* start Extracted entries *

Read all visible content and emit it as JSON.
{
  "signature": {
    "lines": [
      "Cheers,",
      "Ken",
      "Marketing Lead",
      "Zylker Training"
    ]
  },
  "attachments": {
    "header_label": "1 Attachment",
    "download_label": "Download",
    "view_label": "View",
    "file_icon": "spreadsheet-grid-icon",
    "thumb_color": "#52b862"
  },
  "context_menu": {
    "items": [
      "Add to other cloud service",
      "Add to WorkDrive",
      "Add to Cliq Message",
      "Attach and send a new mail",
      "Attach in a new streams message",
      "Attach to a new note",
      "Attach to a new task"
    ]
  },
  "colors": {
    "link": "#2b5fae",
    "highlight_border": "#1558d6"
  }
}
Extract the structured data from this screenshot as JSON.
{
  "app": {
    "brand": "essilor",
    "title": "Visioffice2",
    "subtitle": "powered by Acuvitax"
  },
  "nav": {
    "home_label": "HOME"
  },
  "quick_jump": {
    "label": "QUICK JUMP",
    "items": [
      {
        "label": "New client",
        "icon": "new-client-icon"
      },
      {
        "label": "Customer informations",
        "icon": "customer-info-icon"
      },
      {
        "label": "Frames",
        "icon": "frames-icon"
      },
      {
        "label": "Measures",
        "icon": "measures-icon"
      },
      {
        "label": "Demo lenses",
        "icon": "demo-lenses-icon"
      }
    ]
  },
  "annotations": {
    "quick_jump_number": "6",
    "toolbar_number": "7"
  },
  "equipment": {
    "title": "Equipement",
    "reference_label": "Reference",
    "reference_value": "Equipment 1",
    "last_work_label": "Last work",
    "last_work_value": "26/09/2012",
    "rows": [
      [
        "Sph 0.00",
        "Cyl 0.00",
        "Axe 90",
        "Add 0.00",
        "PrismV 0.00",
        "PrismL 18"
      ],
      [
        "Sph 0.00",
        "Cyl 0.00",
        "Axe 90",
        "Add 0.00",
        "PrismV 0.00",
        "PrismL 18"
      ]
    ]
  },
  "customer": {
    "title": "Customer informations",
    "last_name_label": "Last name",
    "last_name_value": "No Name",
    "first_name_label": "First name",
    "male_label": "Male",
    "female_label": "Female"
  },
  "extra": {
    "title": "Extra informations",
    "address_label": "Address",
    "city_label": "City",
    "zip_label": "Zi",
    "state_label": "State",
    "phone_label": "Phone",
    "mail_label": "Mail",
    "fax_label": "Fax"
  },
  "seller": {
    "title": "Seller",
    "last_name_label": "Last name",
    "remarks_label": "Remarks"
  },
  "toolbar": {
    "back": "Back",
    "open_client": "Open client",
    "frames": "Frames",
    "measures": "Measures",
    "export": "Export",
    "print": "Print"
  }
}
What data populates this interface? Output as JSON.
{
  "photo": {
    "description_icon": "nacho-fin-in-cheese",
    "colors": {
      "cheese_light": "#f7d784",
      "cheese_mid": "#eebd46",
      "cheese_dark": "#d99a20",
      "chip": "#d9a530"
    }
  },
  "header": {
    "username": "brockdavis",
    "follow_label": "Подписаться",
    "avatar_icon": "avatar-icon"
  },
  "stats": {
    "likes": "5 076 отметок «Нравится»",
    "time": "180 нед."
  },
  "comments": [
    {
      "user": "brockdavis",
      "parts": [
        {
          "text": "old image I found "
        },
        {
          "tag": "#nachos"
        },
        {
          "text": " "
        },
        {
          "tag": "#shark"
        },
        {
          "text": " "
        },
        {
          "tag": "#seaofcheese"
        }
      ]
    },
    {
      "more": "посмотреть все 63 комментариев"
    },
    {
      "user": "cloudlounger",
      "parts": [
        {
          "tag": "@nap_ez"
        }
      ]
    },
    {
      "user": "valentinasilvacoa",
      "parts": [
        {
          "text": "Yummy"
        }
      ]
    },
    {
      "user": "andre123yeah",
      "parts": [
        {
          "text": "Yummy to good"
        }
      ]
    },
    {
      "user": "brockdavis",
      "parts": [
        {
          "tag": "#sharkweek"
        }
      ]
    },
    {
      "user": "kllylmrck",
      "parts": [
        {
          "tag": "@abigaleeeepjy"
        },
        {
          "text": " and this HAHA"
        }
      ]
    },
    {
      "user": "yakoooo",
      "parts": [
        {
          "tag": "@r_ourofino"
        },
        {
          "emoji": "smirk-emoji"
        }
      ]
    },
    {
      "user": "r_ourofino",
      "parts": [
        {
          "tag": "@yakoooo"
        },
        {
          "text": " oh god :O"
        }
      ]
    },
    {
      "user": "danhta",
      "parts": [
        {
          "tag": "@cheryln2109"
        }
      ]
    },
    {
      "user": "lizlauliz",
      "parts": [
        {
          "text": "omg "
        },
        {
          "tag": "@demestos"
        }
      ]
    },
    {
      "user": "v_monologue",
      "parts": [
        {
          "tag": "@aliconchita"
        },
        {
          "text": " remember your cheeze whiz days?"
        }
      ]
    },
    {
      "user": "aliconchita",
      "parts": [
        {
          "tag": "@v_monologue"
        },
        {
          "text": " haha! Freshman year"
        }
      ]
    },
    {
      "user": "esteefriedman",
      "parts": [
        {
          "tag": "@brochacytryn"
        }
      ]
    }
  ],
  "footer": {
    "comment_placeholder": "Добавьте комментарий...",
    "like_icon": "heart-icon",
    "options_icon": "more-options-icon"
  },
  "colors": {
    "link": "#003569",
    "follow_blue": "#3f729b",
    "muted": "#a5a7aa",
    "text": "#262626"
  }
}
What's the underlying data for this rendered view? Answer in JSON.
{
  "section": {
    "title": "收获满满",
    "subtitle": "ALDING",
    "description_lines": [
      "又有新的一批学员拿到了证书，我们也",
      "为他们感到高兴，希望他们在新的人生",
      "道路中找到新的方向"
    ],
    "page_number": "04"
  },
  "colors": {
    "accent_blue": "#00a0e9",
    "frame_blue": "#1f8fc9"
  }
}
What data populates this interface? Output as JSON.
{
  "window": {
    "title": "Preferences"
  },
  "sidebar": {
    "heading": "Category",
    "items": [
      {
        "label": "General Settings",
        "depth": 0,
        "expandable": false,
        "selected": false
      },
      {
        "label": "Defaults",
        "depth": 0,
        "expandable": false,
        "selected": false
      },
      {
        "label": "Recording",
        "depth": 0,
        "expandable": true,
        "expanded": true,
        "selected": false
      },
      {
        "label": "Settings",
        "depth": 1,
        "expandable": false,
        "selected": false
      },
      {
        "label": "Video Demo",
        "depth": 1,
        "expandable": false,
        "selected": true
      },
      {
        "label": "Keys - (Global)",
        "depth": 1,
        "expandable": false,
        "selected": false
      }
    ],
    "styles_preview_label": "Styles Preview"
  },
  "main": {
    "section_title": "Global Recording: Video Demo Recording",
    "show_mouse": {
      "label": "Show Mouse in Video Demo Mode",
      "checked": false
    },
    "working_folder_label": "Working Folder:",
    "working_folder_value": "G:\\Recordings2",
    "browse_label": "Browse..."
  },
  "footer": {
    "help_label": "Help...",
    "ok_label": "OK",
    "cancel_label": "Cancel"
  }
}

* end Extracted entries *

§ **Your instructions**: Copy out the whole listing exactly as written.

§ **Solution**:
Read all visible content and emit it as JSON.
{
  "signature": {
    "lines": [
      "Cheers,",
      "Ken",
      "Marketing Lead",
      "Zylker Training"
    ]
  },
  "attachments": {
    "header_label": "1 Attachment",
    "download_label": "Download",
    "view_label": "View",
    "file_icon": "spreadsheet-grid-icon",
    "thumb_color": "#52b862"
  },
  "context_menu": {
    "items": [
      "Add to other cloud service",
      "Add to WorkDrive",
      "Add to Cliq Message",
      "Attach and send a new mail",
      "Attach in a new streams message",
      "Attach to a new note",
      "Attach to a new task"
    ]
  },
  "colors": {
    "link": "#2b5fae",
    "highlight_border": "#1558d6"
  }
}
Extract the structured data from this screenshot as JSON.
{
  "app": {
    "brand": "essilor",
    "title": "Visioffice2",
    "subtitle": "powered by Acuvitax"
  },
  "nav": {
    "home_label": "HOME"
  },
  "quick_jump": {
    "label": "QUICK JUMP",
    "items": [
      {
        "label": "New client",
        "icon": "new-client-icon"
      },
      {
        "label": "Customer informations",
        "icon": "customer-info-icon"
      },
      {
        "label": "Frames",
        "icon": "frames-icon"
      },
      {
        "label": "Measures",
        "icon": "measures-icon"
      },
      {
        "label": "Demo lenses",
        "icon": "demo-lenses-icon"
      }
    ]
  },
  "annotations": {
    "quick_jump_number": "6",
    "toolbar_number": "7"
  },
  "equipment": {
    "title": "Equipement",
    "reference_label": "Reference",
    "reference_value": "Equipment 1",
    "last_work_label": "Last work",
    "last_work_value": "26/09/2012",
    "rows": [
      [
        "Sph 0.00",
        "Cyl 0.00",
        "Axe 90",
        "Add 0.00",
        "PrismV 0.00",
        "PrismL 18"
      ],
      [
        "Sph 0.00",
        "Cyl 0.00",
        "Axe 90",
        "Add 0.00",
        "PrismV 0.00",
        "PrismL 18"
      ]
    ]
  },
  "customer": {
    "title": "Customer informations",
    "last_name_label": "Last name",
    "last_name_value": "No Name",
    "first_name_label": "First name",
    "male_label": "Male",
    "female_label": "Female"
  },
  "extra": {
    "title": "Extra informations",
    "address_label": "Address",
    "city_label": "City",
    "zip_label": "Zi",
    "state_label": "State",
    "phone_label": "Phone",
    "mail_label": "Mail",
    "fax_label": "Fax"
  },
  "seller": {
    "title": "Seller",
    "last_name_label": "Last name",
    "remarks_label": "Remarks"
  },
  "toolbar": {
    "back": "Back",
    "open_client": "Open client",
    "frames": "Frames",
    "measures": "Measures",
    "export": "Export",
    "print": "Print"
  }
}
What data populates this interface? Output as JSON.
{
  "photo": {
    "description_icon": "nacho-fin-in-cheese",
    "colors": {
      "cheese_light": "#f7d784",
      "cheese_mid": "#eebd46",
      "cheese_dark": "#d99a20",
      "chip": "#d9a530"
    }
  },
  "header": {
    "username": "brockdavis",
    "follow_label": "Подписаться",
    "avatar_icon": "avatar-icon"
  },
  "stats": {
    "likes": "5 076 отметок «Нравится»",
    "time": "180 нед."
  },
  "comments": [
    {
      "user": "brockdavis",
      "parts": [
        {
          "text": "old image I found "
        },
        {
          "tag": "#nachos"
        },
        {
          "text": " "
        },
        {
          "tag": "#shark"
        },
        {
          "text": " "
        },
        {
          "tag": "#seaofcheese"
        }
      ]
    },
    {
      "more": "посмотреть все 63 комментариев"
    },
    {
      "user": "cloudlounger",
      "parts": [
        {
          "tag": "@nap_ez"
        }
      ]
    },
    {
      "user": "valentinasilvacoa",
      "parts": [
        {
          "text": "Yummy"
        }
      ]
    },
    {
      "user": "andre123yeah",
      "parts": [
        {
          "text": "Yummy to good"
        }
      ]
    },
    {
      "user": "brockdavis",
      "parts": [
        {
          "tag": "#sharkweek"
        }
      ]
    },
    {
      "user": "kllylmrck",
      "parts": [
        {
          "tag": "@abigaleeeepjy"
        },
        {
          "text": " and this HAHA"
        }
      ]
    },
    {
      "user": "yakoooo",
      "parts": [
        {
          "tag": "@r_ourofino"
        },
        {
          "emoji": "smirk-emoji"
        }
      ]
    },
    {
      "user": "r_ourofino",
      "parts": [
        {
          "tag": "@yakoooo"
        },
        {
          "text": " oh god :O"
        }
      ]
    },
    {
      "user": "danhta",
      "parts": [
        {
          "tag": "@cheryln2109"
        }
      ]
    },
    {
      "user": "lizlauliz",
      "parts": [
        {
          "text": "omg "
        },
        {
          "tag": "@demestos"
        }
      ]
    },
    {
      "user": "v_monologue",
      "parts": [
        {
          "tag": "@aliconchita"
        },
        {
          "text": " remember your cheeze whiz days?"
        }
      ]
    },
    {
      "user": "aliconchita",
      "parts": [
        {
          "tag": "@v_monologue"
        },
        {
          "text": " haha! Freshman year"
        }
      ]
    },
    {
      "user": "esteefriedman",
      "parts": [
        {
          "tag": "@brochacytryn"
        }
      ]
    }
  ],
  "footer": {
    "comment_placeholder": "Добавьте комментарий...",
    "like_icon": "heart-icon",
    "options_icon": "more-options-icon"
  },
  "colors": {
    "link": "#003569",
    "follow_blue": "#3f729b",
    "muted": "#a5a7aa",
    "text": "#262626"
  }
}
What's the underlying data for this rendered view? Answer in JSON.
{
  "section": {
    "title": "收获满满",
    "subtitle": "ALDING",
    "description_lines": [
      "又有新的一批学员拿到了证书，我们也",
      "为他们感到高兴，希望他们在新的人生",
      "道路中找到新的方向"
    ],
    "page_number": "04"
  },
  "colors": {
    "accent_blue": "#00a0e9",
    "frame_blue": "#1f8fc9"
  }
}
What data populates this interface? Output as JSON.
{
  "window": {
    "title": "Preferences"
  },
  "sidebar": {
    "heading": "Category",
    "items": [
      {
        "label": "General Settings",
        "depth": 0,
        "expandable": false,
        "selected": false
      },
      {
        "label": "Defaults",
        "depth": 0,
        "expandable": false,
        "selected": false
      },
      {
        "label": "Recording",
        "depth": 0,
        "expandable": true,
        "expanded": true,
        "selected": false
      },
      {
        "label": "Settings",
        "depth": 1,
        "expandable": false,
        "selected": false
      },
      {
        "label": "Video Demo",
        "depth": 1,
        "expandable": false,
        "selected": true
      },
      {
        "label": "Keys - (Global)",
        "depth": 1,
        "expandable": false,
        "selected": false
      }
    ],
    "styles_preview_label": "Styles Preview"
  },
  "main": {
    "section_title": "Global Recording: Video Demo Recording",
    "show_mouse": {
      "label": "Show Mouse in Video Demo Mode",
      "checked": false
    },
    "working_folder_label": "Working Folder:",
    "working_folder_value": "G:\\Recordings2",
    "browse_label": "Browse..."
  },
  "footer": {
    "help_label": "Help...",
    "ok_label": "OK",
    "cancel_label": "Cancel"
  }
}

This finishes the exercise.